# What you are asked to do
Compute how many lines in the records below contain the string "often" and give that number without other output.

# Given entries

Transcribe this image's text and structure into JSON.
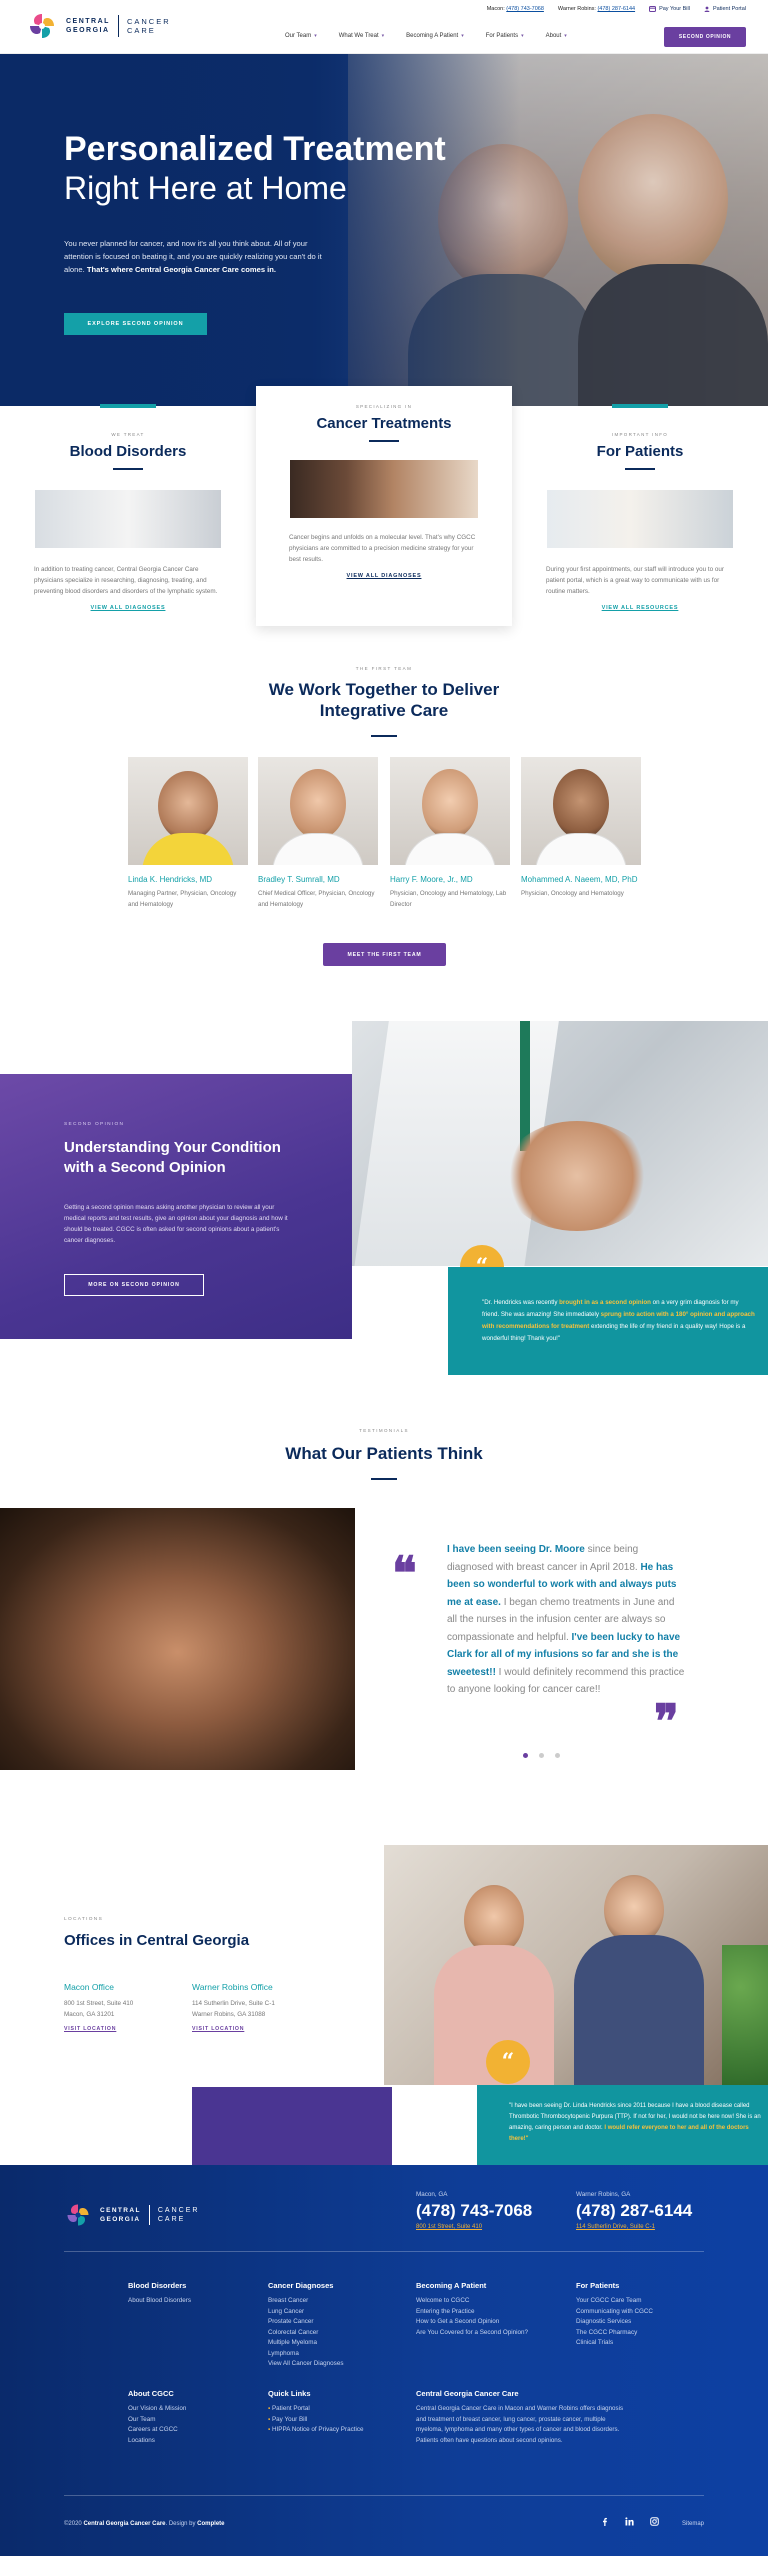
{
  "header": {
    "logo_line1": "CENTRAL",
    "logo_line2": "GEORGIA",
    "logo_line3": "CANCER",
    "logo_line4": "CARE",
    "macon_label": "Macon:",
    "macon_phone": "(478) 743-7068",
    "warner_label": "Warner Robins:",
    "warner_phone": "(478) 287-6144",
    "pay_bill": "Pay Your Bill",
    "patient_portal": "Patient Portal",
    "nav": [
      "Our Team",
      "What We Treat",
      "Becoming A Patient",
      "For Patients",
      "About"
    ],
    "cta": "SECOND OPINION"
  },
  "hero": {
    "title1": "Personalized Treatment",
    "title2": "Right Here at Home",
    "body": "You never planned for cancer, and now it's all you think about. All of your attention is focused on beating it, and you are quickly realizing you can't do it alone.",
    "body_bold": "That's where Central Georgia Cancer Care comes in.",
    "button": "EXPLORE SECOND OPINION"
  },
  "cards": [
    {
      "eyebrow": "WE TREAT",
      "title": "Blood Disorders",
      "text": "In addition to treating cancer, Central Georgia Cancer Care physicians specialize in researching, diagnosing, treating, and preventing blood disorders and disorders of the lymphatic system.",
      "link": "VIEW ALL DIAGNOSES"
    },
    {
      "eyebrow": "SPECIALIZING IN",
      "title": "Cancer Treatments",
      "text": "Cancer begins and unfolds on a molecular level. That's why CGCC physicians are committed to a precision medicine strategy for your best results.",
      "link": "VIEW ALL DIAGNOSES"
    },
    {
      "eyebrow": "IMPORTANT INFO",
      "title": "For Patients",
      "text": "During your first appointments, our staff will introduce you to our patient portal, which is a great way to communicate with us for routine matters.",
      "link": "VIEW ALL RESOURCES"
    }
  ],
  "team": {
    "eyebrow": "THE FIRST TEAM",
    "title1": "We Work Together to Deliver",
    "title2": "Integrative Care",
    "button": "MEET THE FIRST TEAM",
    "doctors": [
      {
        "name": "Linda K. Hendricks, MD",
        "role": "Managing Partner, Physician, Oncology and Hematology"
      },
      {
        "name": "Bradley T. Sumrall, MD",
        "role": "Chief Medical Officer, Physician, Oncology and Hematology"
      },
      {
        "name": "Harry F. Moore, Jr., MD",
        "role": "Physician, Oncology and Hematology, Lab Director"
      },
      {
        "name": "Mohammed A. Naeem, MD, PhD",
        "role": "Physician, Oncology and Hematology"
      }
    ]
  },
  "second_opinion": {
    "eyebrow": "SECOND OPINION",
    "title1": "Understanding Your Condition",
    "title2": "with a Second Opinion",
    "body": "Getting a second opinion means asking another physician to review all your medical reports and test results, give an opinion about your diagnosis and how it should be treated. CGCC is often asked for second opinions about a patient's cancer diagnoses.",
    "button": "MORE ON SECOND OPINION",
    "quote_a": "\"Dr. Hendricks was recently ",
    "quote_b": "brought in as a second opinion",
    "quote_c": " on a very grim diagnosis for my friend. She was amazing! She immediately ",
    "quote_d": "sprung into action with a 180° opinion and approach with recommendations for treatment",
    "quote_e": " extending the life of my friend in a quality way! Hope is a wonderful thing! Thank you!\""
  },
  "testimonials": {
    "eyebrow": "TESTIMONIALS",
    "title": "What Our Patients Think",
    "q1": "I have been seeing Dr. Moore",
    "q2": " since being diagnosed with breast cancer in April 2018. ",
    "q3": "He has been so wonderful to work with and always puts me at ease.",
    "q4": " I began chemo treatments in June and all the nurses in the infusion center are always so compassionate and helpful. ",
    "q5": "I've been lucky to have Clark for all of my infusions so far and she is the sweetest!!",
    "q6": " I would definitely recommend this practice to anyone looking for cancer care!!"
  },
  "offices": {
    "eyebrow": "LOCATIONS",
    "title": "Offices in Central Georgia",
    "list": [
      {
        "name": "Macon Office",
        "line1": "800 1st Street, Suite 410",
        "line2": "Macon, GA 31201",
        "link": "VISIT LOCATION"
      },
      {
        "name": "Warner Robins Office",
        "line1": "114 Sutherlin Drive, Suite C-1",
        "line2": "Warner Robins, GA 31088",
        "link": "VISIT LOCATION"
      }
    ],
    "quote_a": "\"I have been seeing Dr. Linda Hendricks since 2011 because I have a blood disease called Thrombotic Thrombocytopenic Purpura (TTP). If not for her, I would not be here now! She is an amazing, caring person and doctor. ",
    "quote_b": "I would refer everyone to her and all of the doctors there!\""
  },
  "footer": {
    "logo_line1": "CENTRAL",
    "logo_line2": "GEORGIA",
    "logo_line3": "CANCER",
    "logo_line4": "CARE",
    "macon_city": "Macon, GA",
    "macon_phone": "(478) 743-7068",
    "macon_addr": "800 1st Street, Suite 410",
    "warner_city": "Warner Robins, GA",
    "warner_phone": "(478) 287-6144",
    "warner_addr": "114 Sutherlin Drive, Suite C-1",
    "cols": [
      {
        "title": "Blood Disorders",
        "items": [
          "About Blood Disorders"
        ]
      },
      {
        "title": "Cancer Diagnoses",
        "items": [
          "Breast Cancer",
          "Lung Cancer",
          "Prostate Cancer",
          "Colorectal Cancer",
          "Multiple Myeloma",
          "Lymphoma",
          "View All Cancer Diagnoses"
        ]
      },
      {
        "title": "Becoming A Patient",
        "items": [
          "Welcome to CGCC",
          "Entering the Practice",
          "How to Get a Second Opinion",
          "Are You Covered for a Second Opinion?"
        ]
      },
      {
        "title": "For Patients",
        "items": [
          "Your CGCC Care Team",
          "Communicating with CGCC",
          "Diagnostic Services",
          "The CGCC Pharmacy",
          "Clinical Trials"
        ]
      },
      {
        "title": "About CGCC",
        "items": [
          "Our Vision & Mission",
          "Our Team",
          "Careers at CGCC",
          "Locations"
        ]
      },
      {
        "title": "Quick Links",
        "items": [
          "Patient Portal",
          "Pay Your Bill",
          "HIPPA Notice of Privacy Practice"
        ]
      }
    ],
    "about_title": "Central Georgia Cancer Care",
    "about_text": "Central Georgia Cancer Care in Macon and Warner Robins offers diagnosis and treatment of breast cancer, lung cancer, prostate cancer, multiple myeloma, lymphoma and many other types of cancer and blood disorders. Patients often have questions about second opinions.",
    "copyright": "©2020",
    "copyright_name": "Central Georgia Cancer Care",
    "design_by": ". Design by",
    "designer": "Complete",
    "sitemap": "Sitemap"
  },
  "colors": {
    "navy": "#0b2a5b",
    "teal": "#14a0a8",
    "purple": "#6a3fa0",
    "gold": "#f2b233"
  }
}
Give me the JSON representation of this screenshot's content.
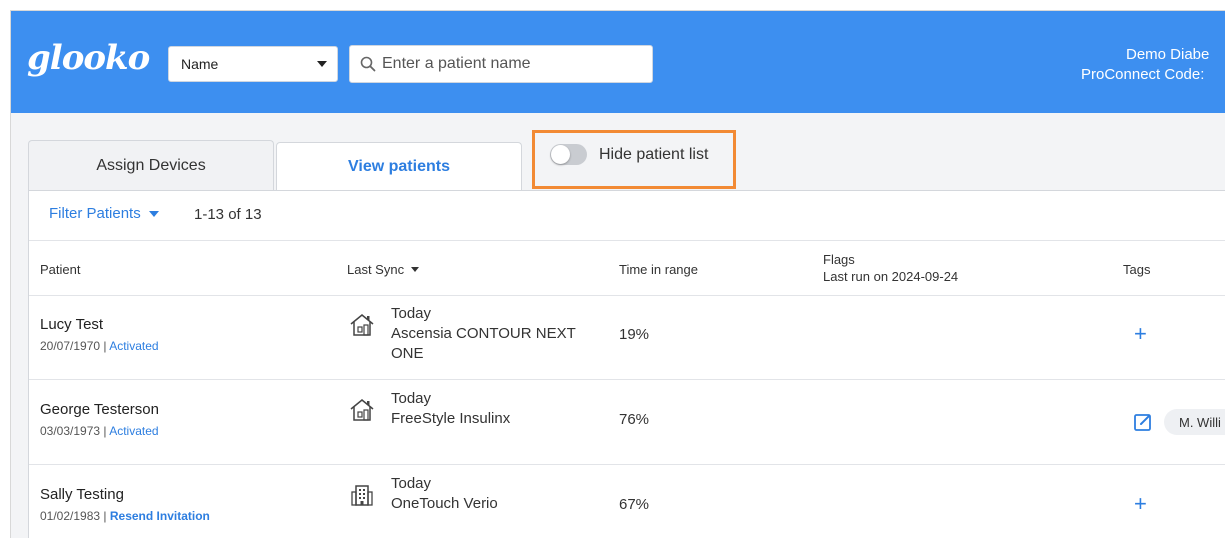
{
  "header": {
    "logo": "glooko",
    "search_type": "Name",
    "search_placeholder": "Enter a patient name",
    "account_line1": "Demo Diabe",
    "account_line2": "ProConnect Code:",
    "bg_color": "#3d8ff0"
  },
  "tabs": {
    "assign_devices": "Assign Devices",
    "view_patients": "View patients",
    "hide_patient_list": "Hide patient list",
    "hide_patient_list_on": false
  },
  "filter": {
    "label": "Filter Patients",
    "count": "1-13 of 13"
  },
  "columns": {
    "patient": "Patient",
    "last_sync": "Last Sync",
    "time_in_range": "Time in range",
    "flags": "Flags",
    "flags_sub": "Last run on 2024-09-24",
    "tags": "Tags"
  },
  "patients": [
    {
      "name": "Lucy Test",
      "dob": "20/07/1970",
      "status": "Activated",
      "sync_when": "Today",
      "device": "Ascensia CONTOUR NEXT ONE",
      "sync_icon": "home-icon",
      "tir": "19%",
      "tag": ""
    },
    {
      "name": "George Testerson",
      "dob": "03/03/1973",
      "status": "Activated",
      "sync_when": "Today",
      "device": "FreeStyle Insulinx",
      "sync_icon": "home-icon",
      "tir": "76%",
      "tag": "M. Willi"
    },
    {
      "name": "Sally Testing",
      "dob": "01/02/1983",
      "status": "Resend Invitation",
      "sync_when": "Today",
      "device": "OneTouch Verio",
      "sync_icon": "clinic-building-icon",
      "tir": "67%",
      "tag": ""
    }
  ],
  "icons": {
    "search": "search-icon",
    "dropdown": "chevron-down-icon",
    "toggle": "toggle-switch",
    "add_tag": "plus-icon",
    "edit_tag": "edit-icon"
  },
  "colors": {
    "accent": "#2d7ee0",
    "highlight_box": "#f28a34"
  },
  "sep": " | "
}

# Finished task
2